Written instruction:
Pick out each line containing the string "title" and copy it.

[Saved data entries]
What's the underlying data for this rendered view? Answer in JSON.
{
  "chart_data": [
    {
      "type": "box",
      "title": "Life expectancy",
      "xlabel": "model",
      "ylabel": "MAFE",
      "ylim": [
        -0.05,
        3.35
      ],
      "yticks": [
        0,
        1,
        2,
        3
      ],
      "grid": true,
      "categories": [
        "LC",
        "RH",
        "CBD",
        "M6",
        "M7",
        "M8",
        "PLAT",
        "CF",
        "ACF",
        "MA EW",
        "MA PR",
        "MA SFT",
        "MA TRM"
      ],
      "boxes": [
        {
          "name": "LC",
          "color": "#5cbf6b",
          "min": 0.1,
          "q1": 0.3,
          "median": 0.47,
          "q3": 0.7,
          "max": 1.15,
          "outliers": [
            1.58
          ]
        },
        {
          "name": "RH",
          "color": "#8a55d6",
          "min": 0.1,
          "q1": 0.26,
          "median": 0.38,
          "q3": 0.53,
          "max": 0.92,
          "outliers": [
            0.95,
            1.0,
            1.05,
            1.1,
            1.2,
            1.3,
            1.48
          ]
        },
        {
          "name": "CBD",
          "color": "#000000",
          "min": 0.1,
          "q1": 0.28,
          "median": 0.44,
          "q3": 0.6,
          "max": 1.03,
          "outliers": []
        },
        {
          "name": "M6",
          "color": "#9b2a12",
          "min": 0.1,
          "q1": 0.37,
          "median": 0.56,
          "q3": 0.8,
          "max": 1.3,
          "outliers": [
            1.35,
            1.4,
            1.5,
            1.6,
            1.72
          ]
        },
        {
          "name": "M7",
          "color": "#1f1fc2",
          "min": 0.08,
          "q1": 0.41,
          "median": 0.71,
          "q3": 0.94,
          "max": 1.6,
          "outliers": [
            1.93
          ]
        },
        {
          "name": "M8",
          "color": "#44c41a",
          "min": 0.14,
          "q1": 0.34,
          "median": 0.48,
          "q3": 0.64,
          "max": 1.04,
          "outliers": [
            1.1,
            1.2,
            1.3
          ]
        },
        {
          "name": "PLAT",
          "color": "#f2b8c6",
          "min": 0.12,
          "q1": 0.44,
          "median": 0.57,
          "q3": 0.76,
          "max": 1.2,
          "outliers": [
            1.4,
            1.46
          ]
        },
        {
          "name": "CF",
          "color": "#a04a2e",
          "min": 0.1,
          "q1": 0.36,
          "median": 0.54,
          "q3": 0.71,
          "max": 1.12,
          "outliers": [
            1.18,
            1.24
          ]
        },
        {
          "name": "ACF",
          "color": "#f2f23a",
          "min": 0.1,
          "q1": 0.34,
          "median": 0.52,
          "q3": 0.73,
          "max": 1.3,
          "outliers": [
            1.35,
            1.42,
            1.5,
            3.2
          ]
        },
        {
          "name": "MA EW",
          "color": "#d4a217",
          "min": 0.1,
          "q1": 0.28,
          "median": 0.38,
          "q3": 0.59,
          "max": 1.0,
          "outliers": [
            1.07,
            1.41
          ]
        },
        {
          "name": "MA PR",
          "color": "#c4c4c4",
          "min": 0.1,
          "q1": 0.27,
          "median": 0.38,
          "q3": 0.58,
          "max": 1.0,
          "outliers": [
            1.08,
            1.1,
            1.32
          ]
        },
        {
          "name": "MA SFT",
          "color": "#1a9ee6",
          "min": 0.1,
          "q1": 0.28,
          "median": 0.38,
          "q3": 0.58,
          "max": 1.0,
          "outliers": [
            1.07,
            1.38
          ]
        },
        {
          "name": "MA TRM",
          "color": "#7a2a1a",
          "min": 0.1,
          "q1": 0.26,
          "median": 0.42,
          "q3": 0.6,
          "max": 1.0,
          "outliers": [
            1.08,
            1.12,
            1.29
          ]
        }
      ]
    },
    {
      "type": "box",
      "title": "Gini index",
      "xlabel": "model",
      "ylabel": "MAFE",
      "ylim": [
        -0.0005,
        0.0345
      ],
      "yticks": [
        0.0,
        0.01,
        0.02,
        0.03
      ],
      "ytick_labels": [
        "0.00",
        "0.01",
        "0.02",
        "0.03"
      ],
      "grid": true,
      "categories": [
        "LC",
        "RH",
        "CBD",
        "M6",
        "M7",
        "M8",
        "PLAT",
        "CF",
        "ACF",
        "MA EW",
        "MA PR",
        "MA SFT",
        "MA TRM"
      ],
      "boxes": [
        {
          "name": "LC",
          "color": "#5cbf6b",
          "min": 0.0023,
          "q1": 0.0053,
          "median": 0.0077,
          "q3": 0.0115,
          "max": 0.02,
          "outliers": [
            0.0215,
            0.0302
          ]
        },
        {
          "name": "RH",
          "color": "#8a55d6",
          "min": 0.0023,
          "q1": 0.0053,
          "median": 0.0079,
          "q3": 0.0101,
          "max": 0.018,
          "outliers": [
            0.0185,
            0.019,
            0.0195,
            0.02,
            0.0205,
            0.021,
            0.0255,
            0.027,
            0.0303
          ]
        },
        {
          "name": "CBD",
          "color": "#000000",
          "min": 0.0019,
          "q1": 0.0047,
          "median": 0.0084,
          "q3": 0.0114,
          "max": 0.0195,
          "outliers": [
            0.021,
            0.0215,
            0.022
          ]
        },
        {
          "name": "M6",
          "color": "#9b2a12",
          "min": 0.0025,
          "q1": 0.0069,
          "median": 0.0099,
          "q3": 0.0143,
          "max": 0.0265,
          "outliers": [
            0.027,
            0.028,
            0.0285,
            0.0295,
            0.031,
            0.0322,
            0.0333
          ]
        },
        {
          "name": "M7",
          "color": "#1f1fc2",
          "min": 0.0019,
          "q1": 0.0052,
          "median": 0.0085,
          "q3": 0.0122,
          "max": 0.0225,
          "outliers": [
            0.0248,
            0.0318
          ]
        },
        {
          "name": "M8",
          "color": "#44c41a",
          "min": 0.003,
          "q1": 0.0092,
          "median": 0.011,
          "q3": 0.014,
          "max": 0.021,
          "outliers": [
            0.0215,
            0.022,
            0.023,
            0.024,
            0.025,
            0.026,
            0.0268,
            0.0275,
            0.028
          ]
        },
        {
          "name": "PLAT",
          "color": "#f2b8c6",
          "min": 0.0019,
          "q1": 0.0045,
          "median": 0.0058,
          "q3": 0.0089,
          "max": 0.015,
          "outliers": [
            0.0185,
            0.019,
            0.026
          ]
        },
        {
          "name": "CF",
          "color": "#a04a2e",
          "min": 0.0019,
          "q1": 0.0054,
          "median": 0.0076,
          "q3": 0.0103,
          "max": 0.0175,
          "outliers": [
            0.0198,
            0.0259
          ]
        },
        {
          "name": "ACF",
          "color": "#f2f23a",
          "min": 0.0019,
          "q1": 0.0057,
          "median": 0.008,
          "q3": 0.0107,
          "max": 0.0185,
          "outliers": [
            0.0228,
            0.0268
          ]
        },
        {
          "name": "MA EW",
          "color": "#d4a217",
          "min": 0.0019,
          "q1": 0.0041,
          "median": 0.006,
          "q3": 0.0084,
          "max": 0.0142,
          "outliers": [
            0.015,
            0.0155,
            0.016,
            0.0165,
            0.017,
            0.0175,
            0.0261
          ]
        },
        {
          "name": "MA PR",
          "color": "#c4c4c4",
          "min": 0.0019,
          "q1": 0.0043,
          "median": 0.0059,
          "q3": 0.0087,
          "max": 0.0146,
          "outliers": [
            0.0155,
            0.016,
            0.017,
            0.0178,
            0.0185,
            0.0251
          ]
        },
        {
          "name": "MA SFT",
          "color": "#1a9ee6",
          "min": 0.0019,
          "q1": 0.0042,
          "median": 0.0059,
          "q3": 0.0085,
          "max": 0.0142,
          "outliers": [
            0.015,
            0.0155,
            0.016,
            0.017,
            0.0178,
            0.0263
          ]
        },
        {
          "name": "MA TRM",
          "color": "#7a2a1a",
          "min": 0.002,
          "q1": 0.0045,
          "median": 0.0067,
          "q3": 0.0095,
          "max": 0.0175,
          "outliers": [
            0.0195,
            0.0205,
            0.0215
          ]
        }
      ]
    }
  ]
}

Expected answer:
      "title": "Life expectancy",
      "title": "Gini index",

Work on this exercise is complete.